━━━ GIVEN ENTRIES ━━━

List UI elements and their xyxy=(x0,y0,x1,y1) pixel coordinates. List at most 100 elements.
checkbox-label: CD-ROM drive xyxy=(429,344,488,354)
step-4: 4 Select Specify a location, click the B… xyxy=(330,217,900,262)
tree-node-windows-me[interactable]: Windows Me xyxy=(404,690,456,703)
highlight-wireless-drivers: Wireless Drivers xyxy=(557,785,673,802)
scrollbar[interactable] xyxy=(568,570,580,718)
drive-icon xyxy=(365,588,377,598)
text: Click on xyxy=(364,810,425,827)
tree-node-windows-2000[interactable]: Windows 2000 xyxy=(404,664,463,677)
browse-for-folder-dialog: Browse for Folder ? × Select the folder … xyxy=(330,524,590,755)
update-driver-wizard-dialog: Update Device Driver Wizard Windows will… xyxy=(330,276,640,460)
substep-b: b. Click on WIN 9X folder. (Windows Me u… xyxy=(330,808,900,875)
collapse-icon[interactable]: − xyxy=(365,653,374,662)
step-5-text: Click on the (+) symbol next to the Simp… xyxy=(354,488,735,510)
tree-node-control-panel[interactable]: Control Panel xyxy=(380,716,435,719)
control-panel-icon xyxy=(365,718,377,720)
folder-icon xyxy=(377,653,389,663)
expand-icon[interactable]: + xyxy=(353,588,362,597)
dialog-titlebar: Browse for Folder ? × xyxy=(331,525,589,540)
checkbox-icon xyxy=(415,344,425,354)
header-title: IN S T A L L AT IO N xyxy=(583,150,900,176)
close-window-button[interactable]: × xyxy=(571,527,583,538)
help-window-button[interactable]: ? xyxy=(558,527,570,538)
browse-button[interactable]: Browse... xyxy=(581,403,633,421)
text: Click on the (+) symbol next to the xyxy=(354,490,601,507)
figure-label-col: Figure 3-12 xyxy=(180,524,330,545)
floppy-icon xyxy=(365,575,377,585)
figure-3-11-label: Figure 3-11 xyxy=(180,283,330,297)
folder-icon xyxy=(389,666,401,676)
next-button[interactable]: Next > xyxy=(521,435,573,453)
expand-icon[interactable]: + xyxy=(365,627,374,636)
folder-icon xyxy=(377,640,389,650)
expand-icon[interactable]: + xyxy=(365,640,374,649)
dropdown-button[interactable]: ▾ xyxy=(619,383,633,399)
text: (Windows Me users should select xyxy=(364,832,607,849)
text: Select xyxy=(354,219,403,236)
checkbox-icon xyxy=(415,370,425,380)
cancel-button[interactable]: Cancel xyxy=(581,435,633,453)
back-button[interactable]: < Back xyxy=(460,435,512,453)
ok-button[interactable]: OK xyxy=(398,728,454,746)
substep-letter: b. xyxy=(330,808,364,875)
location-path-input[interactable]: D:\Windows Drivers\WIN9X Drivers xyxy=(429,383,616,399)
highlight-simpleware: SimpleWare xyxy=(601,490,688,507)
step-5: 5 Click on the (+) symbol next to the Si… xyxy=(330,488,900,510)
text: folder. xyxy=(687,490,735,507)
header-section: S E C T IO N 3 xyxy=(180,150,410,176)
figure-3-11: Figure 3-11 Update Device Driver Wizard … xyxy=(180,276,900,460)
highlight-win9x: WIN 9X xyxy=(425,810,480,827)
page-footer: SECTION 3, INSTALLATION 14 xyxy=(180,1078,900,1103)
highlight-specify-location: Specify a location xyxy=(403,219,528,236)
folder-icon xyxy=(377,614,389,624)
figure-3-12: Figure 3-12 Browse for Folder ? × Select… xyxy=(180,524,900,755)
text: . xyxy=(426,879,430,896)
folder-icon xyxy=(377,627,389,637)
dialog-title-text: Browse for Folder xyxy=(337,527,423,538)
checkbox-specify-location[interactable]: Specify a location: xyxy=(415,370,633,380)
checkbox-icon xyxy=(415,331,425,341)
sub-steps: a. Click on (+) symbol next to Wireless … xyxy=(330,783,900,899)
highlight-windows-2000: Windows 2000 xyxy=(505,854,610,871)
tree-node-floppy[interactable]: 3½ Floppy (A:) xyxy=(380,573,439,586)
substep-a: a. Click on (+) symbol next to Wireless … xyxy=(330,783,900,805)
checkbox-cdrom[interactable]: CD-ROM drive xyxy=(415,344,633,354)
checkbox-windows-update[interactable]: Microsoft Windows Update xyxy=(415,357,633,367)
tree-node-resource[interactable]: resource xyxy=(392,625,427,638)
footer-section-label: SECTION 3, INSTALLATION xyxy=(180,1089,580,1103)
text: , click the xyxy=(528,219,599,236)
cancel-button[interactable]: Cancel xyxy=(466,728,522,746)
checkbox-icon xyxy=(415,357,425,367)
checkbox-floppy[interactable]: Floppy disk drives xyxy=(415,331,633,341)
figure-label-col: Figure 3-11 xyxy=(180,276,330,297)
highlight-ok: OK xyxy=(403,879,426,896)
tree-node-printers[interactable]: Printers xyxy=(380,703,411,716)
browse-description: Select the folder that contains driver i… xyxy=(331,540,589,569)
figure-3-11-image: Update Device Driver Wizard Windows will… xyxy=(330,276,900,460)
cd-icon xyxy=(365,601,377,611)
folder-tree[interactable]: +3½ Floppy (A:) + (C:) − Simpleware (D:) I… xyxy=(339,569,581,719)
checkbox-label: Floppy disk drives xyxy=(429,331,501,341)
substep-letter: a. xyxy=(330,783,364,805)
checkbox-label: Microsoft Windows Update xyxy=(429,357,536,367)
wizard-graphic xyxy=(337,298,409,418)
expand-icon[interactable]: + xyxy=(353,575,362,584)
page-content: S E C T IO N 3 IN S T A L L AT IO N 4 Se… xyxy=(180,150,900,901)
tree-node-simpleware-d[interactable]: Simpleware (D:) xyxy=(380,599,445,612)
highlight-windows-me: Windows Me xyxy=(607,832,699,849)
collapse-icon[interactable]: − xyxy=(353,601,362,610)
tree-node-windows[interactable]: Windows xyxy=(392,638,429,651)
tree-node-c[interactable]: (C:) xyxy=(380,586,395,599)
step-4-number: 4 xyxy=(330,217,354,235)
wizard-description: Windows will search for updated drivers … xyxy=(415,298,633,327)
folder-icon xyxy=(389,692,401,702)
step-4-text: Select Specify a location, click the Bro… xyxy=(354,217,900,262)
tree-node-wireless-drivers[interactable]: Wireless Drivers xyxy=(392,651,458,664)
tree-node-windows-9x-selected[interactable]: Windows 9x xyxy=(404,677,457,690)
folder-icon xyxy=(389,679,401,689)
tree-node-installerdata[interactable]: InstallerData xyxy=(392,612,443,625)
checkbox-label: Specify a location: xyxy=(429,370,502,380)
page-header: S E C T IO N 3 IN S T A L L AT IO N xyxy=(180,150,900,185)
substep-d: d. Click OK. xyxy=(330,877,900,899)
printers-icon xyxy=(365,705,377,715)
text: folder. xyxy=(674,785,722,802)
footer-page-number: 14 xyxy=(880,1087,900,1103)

━━━

YOUR INSTRUCTIONS:
Rewrite the entire listing above, changing every "folder-icon" to "directory-icon" and keeping everything else the same.

THE ANSWER:
List UI elements and their xyxy=(x0,y0,x1,y1) pixel coordinates. List at most 100 elements.
checkbox-label: CD-ROM drive xyxy=(429,344,488,354)
step-4: 4 Select Specify a location, click the B… xyxy=(330,217,900,262)
tree-node-windows-me[interactable]: Windows Me xyxy=(404,690,456,703)
highlight-wireless-drivers: Wireless Drivers xyxy=(557,785,673,802)
scrollbar[interactable] xyxy=(568,570,580,718)
drive-icon xyxy=(365,588,377,598)
text: Click on xyxy=(364,810,425,827)
tree-node-windows-2000[interactable]: Windows 2000 xyxy=(404,664,463,677)
browse-for-folder-dialog: Browse for Folder ? × Select the folder … xyxy=(330,524,590,755)
update-driver-wizard-dialog: Update Device Driver Wizard Windows will… xyxy=(330,276,640,460)
substep-b: b. Click on WIN 9X folder. (Windows Me u… xyxy=(330,808,900,875)
collapse-icon[interactable]: − xyxy=(365,653,374,662)
step-5-text: Click on the (+) symbol next to the Simp… xyxy=(354,488,735,510)
tree-node-control-panel[interactable]: Control Panel xyxy=(380,716,435,719)
control-panel-icon xyxy=(365,718,377,720)
directory-icon xyxy=(377,653,389,663)
expand-icon[interactable]: + xyxy=(353,588,362,597)
dialog-titlebar: Browse for Folder ? × xyxy=(331,525,589,540)
checkbox-icon xyxy=(415,344,425,354)
header-title: IN S T A L L AT IO N xyxy=(583,150,900,176)
close-window-button[interactable]: × xyxy=(571,527,583,538)
help-window-button[interactable]: ? xyxy=(558,527,570,538)
browse-button[interactable]: Browse... xyxy=(581,403,633,421)
text: Click on the (+) symbol next to the xyxy=(354,490,601,507)
figure-label-col: Figure 3-12 xyxy=(180,524,330,545)
floppy-icon xyxy=(365,575,377,585)
figure-3-11-label: Figure 3-11 xyxy=(180,283,330,297)
directory-icon xyxy=(389,666,401,676)
next-button[interactable]: Next > xyxy=(521,435,573,453)
expand-icon[interactable]: + xyxy=(365,627,374,636)
directory-icon xyxy=(377,640,389,650)
expand-icon[interactable]: + xyxy=(365,640,374,649)
dropdown-button[interactable]: ▾ xyxy=(619,383,633,399)
text: (Windows Me users should select xyxy=(364,832,607,849)
text: Select xyxy=(354,219,403,236)
checkbox-icon xyxy=(415,370,425,380)
cancel-button[interactable]: Cancel xyxy=(581,435,633,453)
back-button[interactable]: < Back xyxy=(460,435,512,453)
ok-button[interactable]: OK xyxy=(398,728,454,746)
substep-letter: b. xyxy=(330,808,364,875)
location-path-input[interactable]: D:\Windows Drivers\WIN9X Drivers xyxy=(429,383,616,399)
highlight-simpleware: SimpleWare xyxy=(601,490,688,507)
step-5: 5 Click on the (+) symbol next to the Si… xyxy=(330,488,900,510)
text: folder. xyxy=(687,490,735,507)
header-section: S E C T IO N 3 xyxy=(180,150,410,176)
figure-3-11: Figure 3-11 Update Device Driver Wizard … xyxy=(180,276,900,460)
highlight-win9x: WIN 9X xyxy=(425,810,480,827)
page-footer: SECTION 3, INSTALLATION 14 xyxy=(180,1078,900,1103)
highlight-specify-location: Specify a location xyxy=(403,219,528,236)
directory-icon xyxy=(377,614,389,624)
figure-3-12: Figure 3-12 Browse for Folder ? × Select… xyxy=(180,524,900,755)
text: . xyxy=(426,879,430,896)
directory-icon xyxy=(377,627,389,637)
dialog-title-text: Browse for Folder xyxy=(337,527,423,538)
checkbox-specify-location[interactable]: Specify a location: xyxy=(415,370,633,380)
checkbox-icon xyxy=(415,331,425,341)
sub-steps: a. Click on (+) symbol next to Wireless … xyxy=(330,783,900,899)
highlight-windows-2000: Windows 2000 xyxy=(505,854,610,871)
tree-node-floppy[interactable]: 3½ Floppy (A:) xyxy=(380,573,439,586)
substep-a: a. Click on (+) symbol next to Wireless … xyxy=(330,783,900,805)
checkbox-cdrom[interactable]: CD-ROM drive xyxy=(415,344,633,354)
checkbox-windows-update[interactable]: Microsoft Windows Update xyxy=(415,357,633,367)
tree-node-resource[interactable]: resource xyxy=(392,625,427,638)
footer-section-label: SECTION 3, INSTALLATION xyxy=(180,1089,580,1103)
text: , click the xyxy=(528,219,599,236)
cancel-button[interactable]: Cancel xyxy=(466,728,522,746)
checkbox-icon xyxy=(415,357,425,367)
checkbox-floppy[interactable]: Floppy disk drives xyxy=(415,331,633,341)
figure-label-col: Figure 3-11 xyxy=(180,276,330,297)
highlight-ok: OK xyxy=(403,879,426,896)
tree-node-printers[interactable]: Printers xyxy=(380,703,411,716)
browse-description: Select the folder that contains driver i… xyxy=(331,540,589,569)
figure-3-11-image: Update Device Driver Wizard Windows will… xyxy=(330,276,900,460)
cd-icon xyxy=(365,601,377,611)
folder-tree[interactable]: +3½ Floppy (A:) + (C:) − Simpleware (D:) I… xyxy=(339,569,581,719)
checkbox-label: Floppy disk drives xyxy=(429,331,501,341)
substep-letter: a. xyxy=(330,783,364,805)
checkbox-label: Microsoft Windows Update xyxy=(429,357,536,367)
wizard-graphic xyxy=(337,298,409,418)
expand-icon[interactable]: + xyxy=(353,575,362,584)
page-content: S E C T IO N 3 IN S T A L L AT IO N 4 Se… xyxy=(180,150,900,901)
tree-node-simpleware-d[interactable]: Simpleware (D:) xyxy=(380,599,445,612)
highlight-windows-me: Windows Me xyxy=(607,832,699,849)
collapse-icon[interactable]: − xyxy=(353,601,362,610)
tree-node-windows[interactable]: Windows xyxy=(392,638,429,651)
tree-node-c[interactable]: (C:) xyxy=(380,586,395,599)
step-4-number: 4 xyxy=(330,217,354,235)
wizard-description: Windows will search for updated drivers … xyxy=(415,298,633,327)
directory-icon xyxy=(389,692,401,702)
step-4-text: Select Specify a location, click the Bro… xyxy=(354,217,900,262)
tree-node-wireless-drivers[interactable]: Wireless Drivers xyxy=(392,651,458,664)
tree-node-windows-9x-selected[interactable]: Windows 9x xyxy=(404,677,457,690)
directory-icon xyxy=(389,679,401,689)
tree-node-installerdata[interactable]: InstallerData xyxy=(392,612,443,625)
checkbox-label: Specify a location: xyxy=(429,370,502,380)
page-header: S E C T IO N 3 IN S T A L L AT IO N xyxy=(180,150,900,185)
substep-d: d. Click OK. xyxy=(330,877,900,899)
printers-icon xyxy=(365,705,377,715)
text: folder. xyxy=(674,785,722,802)
footer-page-number: 14 xyxy=(880,1087,900,1103)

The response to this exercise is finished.